Your task:
Examine the material below. Gather every line in which the string "CARRERA" appears.

Material for this task:
──────

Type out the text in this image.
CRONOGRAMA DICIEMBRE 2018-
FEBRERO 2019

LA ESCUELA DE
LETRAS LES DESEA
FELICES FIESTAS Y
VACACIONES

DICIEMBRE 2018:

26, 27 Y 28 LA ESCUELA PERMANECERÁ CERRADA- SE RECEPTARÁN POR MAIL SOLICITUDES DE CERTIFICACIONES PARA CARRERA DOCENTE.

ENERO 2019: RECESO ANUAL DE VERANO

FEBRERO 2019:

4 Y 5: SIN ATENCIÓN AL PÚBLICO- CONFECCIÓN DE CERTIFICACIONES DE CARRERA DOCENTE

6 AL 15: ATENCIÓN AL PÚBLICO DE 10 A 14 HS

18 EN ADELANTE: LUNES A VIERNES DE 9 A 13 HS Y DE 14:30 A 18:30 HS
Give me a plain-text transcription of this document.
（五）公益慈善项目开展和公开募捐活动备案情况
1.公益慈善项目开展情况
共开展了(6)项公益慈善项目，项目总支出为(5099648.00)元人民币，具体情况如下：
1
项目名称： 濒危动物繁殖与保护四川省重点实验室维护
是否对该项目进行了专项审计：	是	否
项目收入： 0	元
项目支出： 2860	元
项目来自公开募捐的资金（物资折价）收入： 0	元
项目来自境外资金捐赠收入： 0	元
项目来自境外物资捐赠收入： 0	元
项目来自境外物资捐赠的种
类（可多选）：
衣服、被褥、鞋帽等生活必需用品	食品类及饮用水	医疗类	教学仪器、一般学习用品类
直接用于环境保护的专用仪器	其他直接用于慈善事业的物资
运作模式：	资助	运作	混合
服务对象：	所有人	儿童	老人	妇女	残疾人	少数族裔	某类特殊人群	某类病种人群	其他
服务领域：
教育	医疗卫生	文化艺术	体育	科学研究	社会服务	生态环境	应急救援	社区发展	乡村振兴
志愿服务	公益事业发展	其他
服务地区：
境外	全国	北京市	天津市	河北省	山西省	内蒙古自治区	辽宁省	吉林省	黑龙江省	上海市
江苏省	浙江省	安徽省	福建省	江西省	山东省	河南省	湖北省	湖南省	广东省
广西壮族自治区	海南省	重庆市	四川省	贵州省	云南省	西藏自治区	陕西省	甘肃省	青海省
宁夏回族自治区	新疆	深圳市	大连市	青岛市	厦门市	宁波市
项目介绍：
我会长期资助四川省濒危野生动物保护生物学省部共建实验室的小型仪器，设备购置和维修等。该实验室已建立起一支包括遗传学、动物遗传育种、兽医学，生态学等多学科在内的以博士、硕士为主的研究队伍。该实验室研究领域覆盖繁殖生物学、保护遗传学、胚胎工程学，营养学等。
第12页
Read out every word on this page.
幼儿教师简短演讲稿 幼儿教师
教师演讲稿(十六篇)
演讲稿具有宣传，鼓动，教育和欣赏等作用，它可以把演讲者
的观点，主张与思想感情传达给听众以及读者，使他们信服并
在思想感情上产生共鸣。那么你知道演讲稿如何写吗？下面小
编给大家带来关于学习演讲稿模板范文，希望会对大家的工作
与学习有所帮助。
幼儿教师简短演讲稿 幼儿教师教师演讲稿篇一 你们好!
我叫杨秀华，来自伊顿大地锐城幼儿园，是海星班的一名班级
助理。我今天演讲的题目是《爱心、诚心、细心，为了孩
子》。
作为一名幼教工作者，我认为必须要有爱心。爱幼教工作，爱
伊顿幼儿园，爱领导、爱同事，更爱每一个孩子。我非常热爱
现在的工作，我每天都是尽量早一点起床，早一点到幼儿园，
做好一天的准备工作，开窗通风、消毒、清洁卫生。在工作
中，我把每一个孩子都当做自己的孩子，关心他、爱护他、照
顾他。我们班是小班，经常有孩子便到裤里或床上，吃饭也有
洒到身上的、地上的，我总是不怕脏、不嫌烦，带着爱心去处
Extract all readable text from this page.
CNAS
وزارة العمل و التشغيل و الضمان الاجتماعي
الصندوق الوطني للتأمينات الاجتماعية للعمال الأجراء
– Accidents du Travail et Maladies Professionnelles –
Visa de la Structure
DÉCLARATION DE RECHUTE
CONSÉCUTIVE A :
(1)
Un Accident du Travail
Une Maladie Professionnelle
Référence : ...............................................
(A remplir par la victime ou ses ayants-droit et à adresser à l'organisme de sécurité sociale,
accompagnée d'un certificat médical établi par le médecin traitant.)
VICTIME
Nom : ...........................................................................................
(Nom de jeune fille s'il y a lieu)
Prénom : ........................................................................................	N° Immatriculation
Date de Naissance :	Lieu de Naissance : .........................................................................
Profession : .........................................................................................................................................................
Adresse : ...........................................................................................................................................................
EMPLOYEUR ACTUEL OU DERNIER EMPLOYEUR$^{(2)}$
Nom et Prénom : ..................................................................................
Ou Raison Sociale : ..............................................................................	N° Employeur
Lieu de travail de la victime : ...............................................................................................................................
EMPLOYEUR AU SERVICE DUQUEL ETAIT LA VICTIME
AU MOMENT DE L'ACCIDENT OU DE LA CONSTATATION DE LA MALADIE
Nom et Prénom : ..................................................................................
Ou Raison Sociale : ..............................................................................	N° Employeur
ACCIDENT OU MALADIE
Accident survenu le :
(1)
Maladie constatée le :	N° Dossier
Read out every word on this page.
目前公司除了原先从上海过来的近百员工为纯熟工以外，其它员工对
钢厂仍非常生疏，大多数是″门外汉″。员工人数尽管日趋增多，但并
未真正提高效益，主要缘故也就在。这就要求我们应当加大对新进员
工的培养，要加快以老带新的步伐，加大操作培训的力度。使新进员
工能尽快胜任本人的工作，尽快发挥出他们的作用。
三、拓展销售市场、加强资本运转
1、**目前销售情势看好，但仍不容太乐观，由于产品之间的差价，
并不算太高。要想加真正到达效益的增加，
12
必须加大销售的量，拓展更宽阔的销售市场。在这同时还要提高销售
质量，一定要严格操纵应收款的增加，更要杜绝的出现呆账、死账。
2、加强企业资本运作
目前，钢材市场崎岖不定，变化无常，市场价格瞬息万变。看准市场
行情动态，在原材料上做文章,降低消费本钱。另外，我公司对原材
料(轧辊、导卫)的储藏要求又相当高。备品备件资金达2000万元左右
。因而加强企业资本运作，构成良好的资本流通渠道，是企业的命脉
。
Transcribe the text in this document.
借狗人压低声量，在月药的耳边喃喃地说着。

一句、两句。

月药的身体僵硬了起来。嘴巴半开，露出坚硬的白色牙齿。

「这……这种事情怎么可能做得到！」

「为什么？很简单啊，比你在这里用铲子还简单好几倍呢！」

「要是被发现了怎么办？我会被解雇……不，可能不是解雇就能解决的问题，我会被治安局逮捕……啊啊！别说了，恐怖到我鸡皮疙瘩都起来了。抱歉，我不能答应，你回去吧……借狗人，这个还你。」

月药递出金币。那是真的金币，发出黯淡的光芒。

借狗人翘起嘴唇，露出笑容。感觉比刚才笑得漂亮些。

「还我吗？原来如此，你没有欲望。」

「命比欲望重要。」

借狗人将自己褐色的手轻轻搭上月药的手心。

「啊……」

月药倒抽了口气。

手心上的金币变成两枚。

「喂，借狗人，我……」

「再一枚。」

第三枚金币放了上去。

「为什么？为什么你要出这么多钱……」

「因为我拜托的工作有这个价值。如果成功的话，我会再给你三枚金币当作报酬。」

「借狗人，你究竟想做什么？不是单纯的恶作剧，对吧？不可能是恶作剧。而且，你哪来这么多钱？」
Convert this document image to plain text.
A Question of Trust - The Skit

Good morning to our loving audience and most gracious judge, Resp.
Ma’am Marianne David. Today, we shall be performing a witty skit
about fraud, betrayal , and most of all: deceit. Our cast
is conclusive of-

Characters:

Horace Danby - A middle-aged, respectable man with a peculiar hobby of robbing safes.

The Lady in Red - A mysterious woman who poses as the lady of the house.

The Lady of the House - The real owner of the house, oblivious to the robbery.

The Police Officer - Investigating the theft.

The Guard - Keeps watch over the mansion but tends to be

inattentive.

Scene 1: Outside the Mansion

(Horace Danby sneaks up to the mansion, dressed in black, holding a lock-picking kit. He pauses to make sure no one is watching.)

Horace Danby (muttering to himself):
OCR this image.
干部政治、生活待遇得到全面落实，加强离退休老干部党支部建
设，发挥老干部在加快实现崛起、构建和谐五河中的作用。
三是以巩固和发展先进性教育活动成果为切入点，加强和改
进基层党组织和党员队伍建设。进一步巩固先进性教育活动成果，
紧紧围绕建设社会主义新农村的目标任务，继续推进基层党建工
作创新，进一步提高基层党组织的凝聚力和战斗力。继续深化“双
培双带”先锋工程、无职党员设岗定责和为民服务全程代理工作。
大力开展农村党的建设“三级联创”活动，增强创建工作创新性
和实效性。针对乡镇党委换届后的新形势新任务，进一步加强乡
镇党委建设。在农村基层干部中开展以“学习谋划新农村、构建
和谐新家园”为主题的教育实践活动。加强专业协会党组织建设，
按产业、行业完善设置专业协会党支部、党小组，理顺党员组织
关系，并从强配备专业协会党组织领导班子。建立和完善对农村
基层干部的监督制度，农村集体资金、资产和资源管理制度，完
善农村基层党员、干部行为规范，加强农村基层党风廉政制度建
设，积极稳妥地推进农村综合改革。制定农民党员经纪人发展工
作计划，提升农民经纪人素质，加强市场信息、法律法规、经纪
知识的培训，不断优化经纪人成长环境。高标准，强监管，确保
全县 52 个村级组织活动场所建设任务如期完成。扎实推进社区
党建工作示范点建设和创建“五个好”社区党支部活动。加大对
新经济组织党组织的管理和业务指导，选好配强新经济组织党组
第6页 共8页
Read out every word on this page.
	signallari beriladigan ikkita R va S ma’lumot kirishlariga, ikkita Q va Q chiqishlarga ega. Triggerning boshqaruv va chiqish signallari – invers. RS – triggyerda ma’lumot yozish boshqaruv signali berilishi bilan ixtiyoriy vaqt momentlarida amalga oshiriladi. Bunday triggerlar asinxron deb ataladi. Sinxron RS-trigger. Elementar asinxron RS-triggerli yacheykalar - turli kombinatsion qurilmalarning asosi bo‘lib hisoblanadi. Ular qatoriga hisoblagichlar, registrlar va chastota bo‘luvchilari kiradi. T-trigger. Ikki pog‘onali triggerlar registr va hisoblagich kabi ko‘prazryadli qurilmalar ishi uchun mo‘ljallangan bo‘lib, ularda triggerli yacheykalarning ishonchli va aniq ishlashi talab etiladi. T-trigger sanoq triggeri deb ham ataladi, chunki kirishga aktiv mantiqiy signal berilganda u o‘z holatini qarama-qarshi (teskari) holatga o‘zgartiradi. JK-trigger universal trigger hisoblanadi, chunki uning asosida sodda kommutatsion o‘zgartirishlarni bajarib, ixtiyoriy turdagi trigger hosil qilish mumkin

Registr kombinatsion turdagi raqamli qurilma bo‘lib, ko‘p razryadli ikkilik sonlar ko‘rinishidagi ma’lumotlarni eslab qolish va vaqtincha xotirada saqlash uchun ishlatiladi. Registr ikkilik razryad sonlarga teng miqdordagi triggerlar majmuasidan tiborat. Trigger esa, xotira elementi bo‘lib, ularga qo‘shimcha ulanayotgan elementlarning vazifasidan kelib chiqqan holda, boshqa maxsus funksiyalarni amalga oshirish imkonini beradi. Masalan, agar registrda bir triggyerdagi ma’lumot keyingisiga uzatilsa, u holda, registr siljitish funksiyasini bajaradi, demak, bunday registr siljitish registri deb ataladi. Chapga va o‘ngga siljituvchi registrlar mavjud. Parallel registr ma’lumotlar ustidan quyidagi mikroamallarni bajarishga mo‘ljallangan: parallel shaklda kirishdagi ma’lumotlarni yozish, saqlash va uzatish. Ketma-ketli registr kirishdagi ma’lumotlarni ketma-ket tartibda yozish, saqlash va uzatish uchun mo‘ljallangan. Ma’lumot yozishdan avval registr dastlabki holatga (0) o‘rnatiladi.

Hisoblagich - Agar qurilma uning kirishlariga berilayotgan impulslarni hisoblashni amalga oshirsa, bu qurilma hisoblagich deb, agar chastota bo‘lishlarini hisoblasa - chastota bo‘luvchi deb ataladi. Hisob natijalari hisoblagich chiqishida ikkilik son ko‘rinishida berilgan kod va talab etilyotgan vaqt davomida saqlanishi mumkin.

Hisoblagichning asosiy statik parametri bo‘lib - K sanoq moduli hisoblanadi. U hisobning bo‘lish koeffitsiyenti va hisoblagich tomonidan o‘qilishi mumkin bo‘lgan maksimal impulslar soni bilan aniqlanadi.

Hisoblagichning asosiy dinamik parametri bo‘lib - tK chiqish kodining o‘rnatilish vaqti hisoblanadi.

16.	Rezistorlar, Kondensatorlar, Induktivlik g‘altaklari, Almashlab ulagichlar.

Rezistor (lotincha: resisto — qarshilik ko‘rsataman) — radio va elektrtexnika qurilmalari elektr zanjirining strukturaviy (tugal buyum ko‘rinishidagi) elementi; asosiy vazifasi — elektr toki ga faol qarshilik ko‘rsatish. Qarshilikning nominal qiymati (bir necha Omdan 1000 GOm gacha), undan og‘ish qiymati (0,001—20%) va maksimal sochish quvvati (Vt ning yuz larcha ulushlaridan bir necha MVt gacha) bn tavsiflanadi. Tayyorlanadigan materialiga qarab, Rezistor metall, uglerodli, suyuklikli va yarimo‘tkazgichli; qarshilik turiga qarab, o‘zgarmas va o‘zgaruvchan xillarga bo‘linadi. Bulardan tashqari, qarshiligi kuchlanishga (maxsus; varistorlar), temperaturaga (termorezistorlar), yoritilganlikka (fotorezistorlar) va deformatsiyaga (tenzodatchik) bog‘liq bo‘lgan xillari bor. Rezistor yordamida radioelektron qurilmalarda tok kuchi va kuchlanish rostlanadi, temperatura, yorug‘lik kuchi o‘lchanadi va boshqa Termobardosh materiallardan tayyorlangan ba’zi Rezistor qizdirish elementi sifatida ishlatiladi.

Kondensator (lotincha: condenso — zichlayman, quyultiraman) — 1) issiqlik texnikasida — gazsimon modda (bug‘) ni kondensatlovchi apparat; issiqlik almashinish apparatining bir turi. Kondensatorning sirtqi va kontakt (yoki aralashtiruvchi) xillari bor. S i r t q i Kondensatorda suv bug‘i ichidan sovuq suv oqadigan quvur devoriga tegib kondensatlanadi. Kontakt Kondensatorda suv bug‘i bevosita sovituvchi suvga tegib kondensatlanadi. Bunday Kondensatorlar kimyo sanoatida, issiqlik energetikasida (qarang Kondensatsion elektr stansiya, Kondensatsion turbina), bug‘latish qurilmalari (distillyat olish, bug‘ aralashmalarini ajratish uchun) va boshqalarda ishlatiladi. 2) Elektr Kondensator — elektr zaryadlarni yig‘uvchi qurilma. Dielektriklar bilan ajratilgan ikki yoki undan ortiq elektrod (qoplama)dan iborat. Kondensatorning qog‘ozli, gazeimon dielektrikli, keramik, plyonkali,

──────

The answer:
26, 27 Y 28 LA ESCUELA PERMANECERÁ CERRADA- SE RECEPTARÁN POR MAIL SOLICITUDES DE CERTIFICACIONES PARA CARRERA DOCENTE.
4 Y 5: SIN ATENCIÓN AL PÚBLICO- CONFECCIÓN DE CERTIFICACIONES DE CARRERA DOCENTE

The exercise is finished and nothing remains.